• [Work required] Take each line containing the word "this" and copy it.

• [Provided information]
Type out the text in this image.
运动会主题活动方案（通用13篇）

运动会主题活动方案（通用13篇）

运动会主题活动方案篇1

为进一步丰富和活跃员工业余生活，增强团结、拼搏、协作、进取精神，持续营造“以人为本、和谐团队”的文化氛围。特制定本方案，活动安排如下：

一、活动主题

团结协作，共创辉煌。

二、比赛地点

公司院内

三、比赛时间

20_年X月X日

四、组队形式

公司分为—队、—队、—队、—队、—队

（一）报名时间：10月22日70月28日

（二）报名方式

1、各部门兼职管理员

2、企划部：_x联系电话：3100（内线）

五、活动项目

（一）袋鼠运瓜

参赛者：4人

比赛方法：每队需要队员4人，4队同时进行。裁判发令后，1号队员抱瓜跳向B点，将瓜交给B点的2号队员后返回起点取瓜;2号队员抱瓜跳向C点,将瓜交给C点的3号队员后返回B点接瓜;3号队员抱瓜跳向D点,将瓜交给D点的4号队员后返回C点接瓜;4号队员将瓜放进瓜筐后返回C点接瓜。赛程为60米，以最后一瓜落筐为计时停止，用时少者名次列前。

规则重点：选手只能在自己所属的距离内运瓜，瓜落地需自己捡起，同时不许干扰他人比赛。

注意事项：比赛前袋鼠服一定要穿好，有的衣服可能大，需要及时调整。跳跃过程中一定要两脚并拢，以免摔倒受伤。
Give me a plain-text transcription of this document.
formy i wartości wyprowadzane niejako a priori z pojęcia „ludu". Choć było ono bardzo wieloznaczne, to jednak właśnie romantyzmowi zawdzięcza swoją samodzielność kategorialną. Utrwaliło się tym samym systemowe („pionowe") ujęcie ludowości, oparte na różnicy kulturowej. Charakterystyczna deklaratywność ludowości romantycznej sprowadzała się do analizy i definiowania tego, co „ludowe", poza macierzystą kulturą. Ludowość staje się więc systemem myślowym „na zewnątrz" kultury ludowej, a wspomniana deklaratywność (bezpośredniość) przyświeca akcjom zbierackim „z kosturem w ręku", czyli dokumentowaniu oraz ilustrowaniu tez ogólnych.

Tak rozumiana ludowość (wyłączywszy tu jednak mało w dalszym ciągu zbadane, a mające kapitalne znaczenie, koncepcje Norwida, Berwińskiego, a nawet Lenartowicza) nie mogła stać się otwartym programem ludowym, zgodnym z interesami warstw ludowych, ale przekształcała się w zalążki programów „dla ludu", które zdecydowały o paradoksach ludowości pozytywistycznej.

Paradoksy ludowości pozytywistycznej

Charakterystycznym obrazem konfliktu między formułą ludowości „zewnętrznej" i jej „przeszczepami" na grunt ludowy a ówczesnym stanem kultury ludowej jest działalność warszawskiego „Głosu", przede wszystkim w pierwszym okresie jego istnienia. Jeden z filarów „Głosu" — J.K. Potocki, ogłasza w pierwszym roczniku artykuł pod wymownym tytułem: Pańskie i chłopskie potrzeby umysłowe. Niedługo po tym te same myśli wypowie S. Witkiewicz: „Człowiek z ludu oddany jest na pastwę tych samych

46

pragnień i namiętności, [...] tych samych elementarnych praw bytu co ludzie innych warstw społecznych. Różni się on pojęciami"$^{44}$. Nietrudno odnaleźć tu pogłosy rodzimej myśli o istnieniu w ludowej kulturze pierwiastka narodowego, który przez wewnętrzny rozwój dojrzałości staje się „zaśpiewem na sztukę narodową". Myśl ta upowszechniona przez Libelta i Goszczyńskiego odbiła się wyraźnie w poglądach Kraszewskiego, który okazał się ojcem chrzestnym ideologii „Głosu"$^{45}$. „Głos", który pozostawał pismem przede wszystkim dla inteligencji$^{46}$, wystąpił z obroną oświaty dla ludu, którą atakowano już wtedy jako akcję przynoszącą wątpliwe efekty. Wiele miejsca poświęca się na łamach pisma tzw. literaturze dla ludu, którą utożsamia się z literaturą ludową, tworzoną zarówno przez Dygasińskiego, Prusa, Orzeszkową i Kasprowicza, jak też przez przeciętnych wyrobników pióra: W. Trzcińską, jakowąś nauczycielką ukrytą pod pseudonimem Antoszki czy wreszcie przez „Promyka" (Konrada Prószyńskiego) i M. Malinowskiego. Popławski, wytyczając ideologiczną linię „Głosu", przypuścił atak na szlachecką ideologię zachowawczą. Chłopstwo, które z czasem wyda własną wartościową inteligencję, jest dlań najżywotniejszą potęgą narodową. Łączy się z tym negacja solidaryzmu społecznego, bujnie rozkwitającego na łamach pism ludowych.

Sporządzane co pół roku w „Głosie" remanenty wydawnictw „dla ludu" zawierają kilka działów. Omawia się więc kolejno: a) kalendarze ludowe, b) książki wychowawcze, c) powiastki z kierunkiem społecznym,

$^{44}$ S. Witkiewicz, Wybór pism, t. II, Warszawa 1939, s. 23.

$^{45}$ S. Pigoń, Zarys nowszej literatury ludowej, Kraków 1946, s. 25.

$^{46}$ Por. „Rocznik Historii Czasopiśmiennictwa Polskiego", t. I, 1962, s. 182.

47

• [Written response]
Type out the text in this image.
Give me a plain-text transcription of this document.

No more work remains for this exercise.